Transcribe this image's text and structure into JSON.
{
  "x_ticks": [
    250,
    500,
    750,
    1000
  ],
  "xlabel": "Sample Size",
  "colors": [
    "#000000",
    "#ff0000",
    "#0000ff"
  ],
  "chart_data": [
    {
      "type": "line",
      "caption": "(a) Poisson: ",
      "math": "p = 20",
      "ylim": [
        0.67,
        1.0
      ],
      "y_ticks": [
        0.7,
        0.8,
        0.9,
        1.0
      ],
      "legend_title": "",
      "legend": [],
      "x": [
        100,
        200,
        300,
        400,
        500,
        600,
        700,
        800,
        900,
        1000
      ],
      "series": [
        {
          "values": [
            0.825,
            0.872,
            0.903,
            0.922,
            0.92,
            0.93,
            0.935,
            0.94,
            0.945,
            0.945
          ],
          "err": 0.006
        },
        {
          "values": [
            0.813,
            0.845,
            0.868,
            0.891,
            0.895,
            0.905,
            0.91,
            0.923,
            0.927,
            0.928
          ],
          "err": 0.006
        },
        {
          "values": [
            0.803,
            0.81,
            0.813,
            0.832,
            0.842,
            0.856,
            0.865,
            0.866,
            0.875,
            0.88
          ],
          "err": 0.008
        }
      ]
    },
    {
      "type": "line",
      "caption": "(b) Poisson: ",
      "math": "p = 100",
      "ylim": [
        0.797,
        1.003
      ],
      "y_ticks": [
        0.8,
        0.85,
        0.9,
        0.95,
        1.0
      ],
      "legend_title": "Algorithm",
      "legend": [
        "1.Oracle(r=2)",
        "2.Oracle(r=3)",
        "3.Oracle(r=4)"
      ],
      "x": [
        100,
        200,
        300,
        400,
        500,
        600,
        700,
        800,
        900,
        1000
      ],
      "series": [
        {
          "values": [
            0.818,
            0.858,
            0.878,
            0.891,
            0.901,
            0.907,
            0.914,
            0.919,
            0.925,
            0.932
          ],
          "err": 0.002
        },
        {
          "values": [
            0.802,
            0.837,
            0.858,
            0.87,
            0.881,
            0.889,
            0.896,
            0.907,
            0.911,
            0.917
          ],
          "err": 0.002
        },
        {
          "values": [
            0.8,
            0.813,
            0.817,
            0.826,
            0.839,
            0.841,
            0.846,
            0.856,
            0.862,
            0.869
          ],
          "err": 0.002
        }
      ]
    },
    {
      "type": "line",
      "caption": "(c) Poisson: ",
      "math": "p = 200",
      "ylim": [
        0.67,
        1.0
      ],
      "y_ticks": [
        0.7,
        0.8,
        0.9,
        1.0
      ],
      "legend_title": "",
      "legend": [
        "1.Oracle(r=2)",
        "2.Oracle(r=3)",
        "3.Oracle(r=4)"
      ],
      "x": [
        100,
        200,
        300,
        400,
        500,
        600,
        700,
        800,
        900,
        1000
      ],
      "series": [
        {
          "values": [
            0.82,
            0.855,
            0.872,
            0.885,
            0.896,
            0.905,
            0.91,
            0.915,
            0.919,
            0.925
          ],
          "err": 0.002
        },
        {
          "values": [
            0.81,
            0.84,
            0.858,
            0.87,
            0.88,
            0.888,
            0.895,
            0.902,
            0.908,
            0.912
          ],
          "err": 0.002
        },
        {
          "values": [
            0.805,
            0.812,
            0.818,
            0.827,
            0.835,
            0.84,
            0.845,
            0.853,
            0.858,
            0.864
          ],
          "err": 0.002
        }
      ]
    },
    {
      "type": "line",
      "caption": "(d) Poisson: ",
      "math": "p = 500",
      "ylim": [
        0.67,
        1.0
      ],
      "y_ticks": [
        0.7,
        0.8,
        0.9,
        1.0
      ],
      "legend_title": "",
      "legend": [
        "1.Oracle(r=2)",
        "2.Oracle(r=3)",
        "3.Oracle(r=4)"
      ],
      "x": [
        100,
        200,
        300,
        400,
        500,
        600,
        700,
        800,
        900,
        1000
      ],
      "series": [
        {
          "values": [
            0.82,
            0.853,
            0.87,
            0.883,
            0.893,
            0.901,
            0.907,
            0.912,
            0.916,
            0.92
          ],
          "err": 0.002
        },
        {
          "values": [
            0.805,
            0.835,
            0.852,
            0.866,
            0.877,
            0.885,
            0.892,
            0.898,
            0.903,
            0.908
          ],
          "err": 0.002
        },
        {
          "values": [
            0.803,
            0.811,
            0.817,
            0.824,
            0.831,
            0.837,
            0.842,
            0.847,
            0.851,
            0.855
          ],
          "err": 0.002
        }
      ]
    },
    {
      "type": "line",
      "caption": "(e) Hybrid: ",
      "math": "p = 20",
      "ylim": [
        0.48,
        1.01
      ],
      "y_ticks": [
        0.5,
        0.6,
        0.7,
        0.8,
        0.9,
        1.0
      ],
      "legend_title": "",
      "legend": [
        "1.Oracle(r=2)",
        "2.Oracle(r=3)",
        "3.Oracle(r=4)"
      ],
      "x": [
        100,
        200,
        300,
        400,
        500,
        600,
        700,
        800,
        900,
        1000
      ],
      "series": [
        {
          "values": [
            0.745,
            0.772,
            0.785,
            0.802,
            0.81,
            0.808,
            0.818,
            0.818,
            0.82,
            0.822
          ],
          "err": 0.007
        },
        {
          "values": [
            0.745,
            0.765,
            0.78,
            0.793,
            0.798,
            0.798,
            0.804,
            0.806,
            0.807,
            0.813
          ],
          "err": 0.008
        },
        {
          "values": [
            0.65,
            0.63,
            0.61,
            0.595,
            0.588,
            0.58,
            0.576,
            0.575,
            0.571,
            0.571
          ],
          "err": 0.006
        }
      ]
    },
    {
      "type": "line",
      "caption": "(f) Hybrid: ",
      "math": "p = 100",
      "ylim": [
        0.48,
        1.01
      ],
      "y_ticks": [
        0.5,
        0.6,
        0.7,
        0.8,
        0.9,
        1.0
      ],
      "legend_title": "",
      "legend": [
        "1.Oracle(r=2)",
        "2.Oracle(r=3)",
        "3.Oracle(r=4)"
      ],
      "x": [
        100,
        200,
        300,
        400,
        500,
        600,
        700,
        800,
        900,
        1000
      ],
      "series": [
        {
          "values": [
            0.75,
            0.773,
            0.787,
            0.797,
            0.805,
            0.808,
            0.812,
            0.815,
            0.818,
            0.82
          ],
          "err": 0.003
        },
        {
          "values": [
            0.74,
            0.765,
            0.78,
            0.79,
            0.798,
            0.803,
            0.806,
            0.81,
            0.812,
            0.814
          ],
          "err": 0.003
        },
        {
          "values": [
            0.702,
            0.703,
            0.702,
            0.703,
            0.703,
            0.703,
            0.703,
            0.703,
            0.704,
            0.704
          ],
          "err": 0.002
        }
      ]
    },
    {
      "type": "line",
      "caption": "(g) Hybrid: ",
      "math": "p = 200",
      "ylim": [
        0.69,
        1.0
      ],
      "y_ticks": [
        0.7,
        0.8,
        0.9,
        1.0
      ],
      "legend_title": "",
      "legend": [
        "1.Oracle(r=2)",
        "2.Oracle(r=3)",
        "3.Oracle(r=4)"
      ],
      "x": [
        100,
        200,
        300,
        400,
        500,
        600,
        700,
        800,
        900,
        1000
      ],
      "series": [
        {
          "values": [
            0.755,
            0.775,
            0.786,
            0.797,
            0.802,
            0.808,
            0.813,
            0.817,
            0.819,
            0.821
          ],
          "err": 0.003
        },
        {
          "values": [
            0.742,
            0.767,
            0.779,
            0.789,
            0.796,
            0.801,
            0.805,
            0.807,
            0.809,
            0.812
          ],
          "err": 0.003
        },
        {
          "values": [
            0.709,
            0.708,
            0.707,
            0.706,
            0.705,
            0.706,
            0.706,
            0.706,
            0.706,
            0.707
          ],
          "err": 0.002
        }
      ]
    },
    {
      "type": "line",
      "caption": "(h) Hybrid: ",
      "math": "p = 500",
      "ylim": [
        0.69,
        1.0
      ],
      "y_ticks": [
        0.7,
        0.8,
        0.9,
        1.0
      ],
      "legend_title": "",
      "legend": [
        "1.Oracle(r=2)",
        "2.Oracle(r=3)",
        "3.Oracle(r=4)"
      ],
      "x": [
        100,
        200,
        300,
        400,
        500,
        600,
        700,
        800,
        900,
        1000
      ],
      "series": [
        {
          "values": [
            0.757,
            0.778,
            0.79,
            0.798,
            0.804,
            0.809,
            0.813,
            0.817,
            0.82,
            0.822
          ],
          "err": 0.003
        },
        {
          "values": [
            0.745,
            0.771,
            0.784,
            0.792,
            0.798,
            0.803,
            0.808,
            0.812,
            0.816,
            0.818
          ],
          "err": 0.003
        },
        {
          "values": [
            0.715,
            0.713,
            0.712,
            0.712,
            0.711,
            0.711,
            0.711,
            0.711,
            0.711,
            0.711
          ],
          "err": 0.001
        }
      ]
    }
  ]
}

+ + + +

TASK GOAL: Your answer should be a single number: how many lines in the data above include "caption"?

RESPONSE TO THE TASK: 8